▶ **EXERCISE BRIEF**
Lines holding the string "essere" are the ones to copy; find them all in the data.

(Data records)
━━━━

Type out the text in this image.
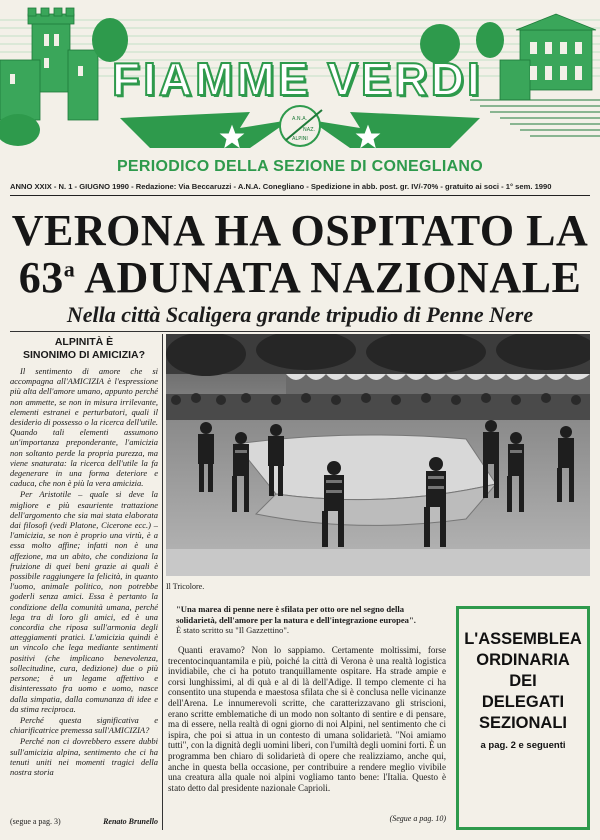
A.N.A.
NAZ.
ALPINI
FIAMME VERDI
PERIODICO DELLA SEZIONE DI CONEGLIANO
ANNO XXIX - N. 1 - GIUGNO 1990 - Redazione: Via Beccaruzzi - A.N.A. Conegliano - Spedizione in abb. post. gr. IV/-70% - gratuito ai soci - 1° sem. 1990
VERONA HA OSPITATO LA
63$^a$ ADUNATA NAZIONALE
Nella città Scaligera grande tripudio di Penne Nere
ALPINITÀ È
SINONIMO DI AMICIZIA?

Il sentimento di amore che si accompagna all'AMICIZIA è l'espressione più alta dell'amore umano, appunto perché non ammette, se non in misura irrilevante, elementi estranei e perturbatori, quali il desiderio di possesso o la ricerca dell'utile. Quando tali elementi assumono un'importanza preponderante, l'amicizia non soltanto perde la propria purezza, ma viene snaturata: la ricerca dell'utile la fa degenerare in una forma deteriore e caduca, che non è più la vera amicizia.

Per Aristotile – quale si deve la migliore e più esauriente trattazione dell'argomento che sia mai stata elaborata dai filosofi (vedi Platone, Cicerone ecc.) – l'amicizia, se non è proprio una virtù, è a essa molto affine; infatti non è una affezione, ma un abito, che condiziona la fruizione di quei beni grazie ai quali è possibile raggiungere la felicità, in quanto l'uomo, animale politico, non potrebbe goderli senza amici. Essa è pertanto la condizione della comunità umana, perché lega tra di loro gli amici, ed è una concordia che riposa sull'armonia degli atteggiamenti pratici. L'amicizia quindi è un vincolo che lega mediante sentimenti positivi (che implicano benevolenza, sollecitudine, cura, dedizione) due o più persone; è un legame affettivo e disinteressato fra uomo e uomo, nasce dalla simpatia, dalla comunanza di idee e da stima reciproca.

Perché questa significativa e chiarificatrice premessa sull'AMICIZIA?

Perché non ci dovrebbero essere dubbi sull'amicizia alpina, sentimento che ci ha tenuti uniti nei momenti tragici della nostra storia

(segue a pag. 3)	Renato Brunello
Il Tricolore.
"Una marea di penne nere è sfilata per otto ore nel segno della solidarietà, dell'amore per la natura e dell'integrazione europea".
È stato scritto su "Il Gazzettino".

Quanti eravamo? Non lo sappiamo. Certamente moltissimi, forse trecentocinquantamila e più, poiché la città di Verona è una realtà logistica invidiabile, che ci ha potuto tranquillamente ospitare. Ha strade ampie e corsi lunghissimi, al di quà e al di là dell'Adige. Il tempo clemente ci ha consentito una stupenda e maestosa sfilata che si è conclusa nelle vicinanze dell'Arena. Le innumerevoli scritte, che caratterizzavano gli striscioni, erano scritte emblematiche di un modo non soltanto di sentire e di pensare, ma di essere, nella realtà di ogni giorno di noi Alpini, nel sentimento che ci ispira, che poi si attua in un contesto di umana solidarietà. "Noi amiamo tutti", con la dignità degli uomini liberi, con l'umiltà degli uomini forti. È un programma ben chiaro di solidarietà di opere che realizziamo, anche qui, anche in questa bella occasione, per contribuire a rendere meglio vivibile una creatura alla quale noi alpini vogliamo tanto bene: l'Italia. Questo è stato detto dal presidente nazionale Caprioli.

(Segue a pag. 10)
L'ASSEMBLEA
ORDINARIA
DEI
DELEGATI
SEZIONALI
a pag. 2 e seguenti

━━━━

▶ **ANSWER FOR THE TASK**
Perché non ci dovrebbero essere dubbi sull'amicizia alpina, sentimento che ci ha tenuti uniti nei momenti tragici della nostra storia
Quanti eravamo? Non lo sappiamo. Certamente moltissimi, forse trecentocinquantamila e più, poiché la città di Verona è una realtà logistica invidiabile, che ci ha potuto tranquillamente ospitare. Ha strade ampie e corsi lunghissimi, al di quà e al di là dell'Adige. Il tempo clemente ci ha consentito una stupenda e maestosa sfilata che si è conclusa nelle vicinanze dell'Arena. Le innumerevoli scritte, che caratterizzavano gli striscioni, erano scritte emblematiche di un modo non soltanto di sentire e di pensare, ma di essere, nella realtà di ogni giorno di noi Alpini, nel sentimento che ci ispira, che poi si attua in un contesto di umana solidarietà. "Noi amiamo tutti", con la dignità degli uomini liberi, con l'umiltà degli uomini forti. È un programma ben chiaro di solidarietà di opere che realizziamo, anche qui, anche in questa bella occasione, per contribuire a rendere meglio vivibile una creatura alla quale noi alpini vogliamo tanto bene: l'Italia. Questo è stato detto dal presidente nazionale Caprioli.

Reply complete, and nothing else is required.